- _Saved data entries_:
* start *
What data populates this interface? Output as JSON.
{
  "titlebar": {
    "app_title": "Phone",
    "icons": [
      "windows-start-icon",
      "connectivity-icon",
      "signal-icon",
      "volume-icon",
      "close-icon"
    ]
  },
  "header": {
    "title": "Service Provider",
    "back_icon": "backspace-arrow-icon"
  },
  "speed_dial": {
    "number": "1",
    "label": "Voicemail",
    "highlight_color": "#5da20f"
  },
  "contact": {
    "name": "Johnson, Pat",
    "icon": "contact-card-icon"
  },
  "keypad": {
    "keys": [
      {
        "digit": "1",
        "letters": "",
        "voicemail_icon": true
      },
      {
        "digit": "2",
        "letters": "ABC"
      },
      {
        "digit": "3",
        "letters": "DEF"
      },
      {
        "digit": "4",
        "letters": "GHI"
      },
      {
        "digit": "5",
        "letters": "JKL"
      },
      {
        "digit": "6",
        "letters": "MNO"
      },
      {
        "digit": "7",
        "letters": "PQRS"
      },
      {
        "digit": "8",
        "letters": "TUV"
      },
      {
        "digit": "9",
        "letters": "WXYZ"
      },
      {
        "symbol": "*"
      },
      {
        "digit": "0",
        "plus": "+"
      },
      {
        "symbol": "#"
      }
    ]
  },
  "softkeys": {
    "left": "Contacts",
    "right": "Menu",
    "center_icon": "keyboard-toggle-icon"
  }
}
* end *
- _Objective_:
In the listing above, find the lines holding the word "letters" and copy them.

- _Answer below_:
        "letters": "",
        "letters": "ABC"
        "letters": "DEF"
        "letters": "GHI"
        "letters": "JKL"
        "letters": "MNO"
        "letters": "PQRS"
        "letters": "TUV"
        "letters": "WXYZ"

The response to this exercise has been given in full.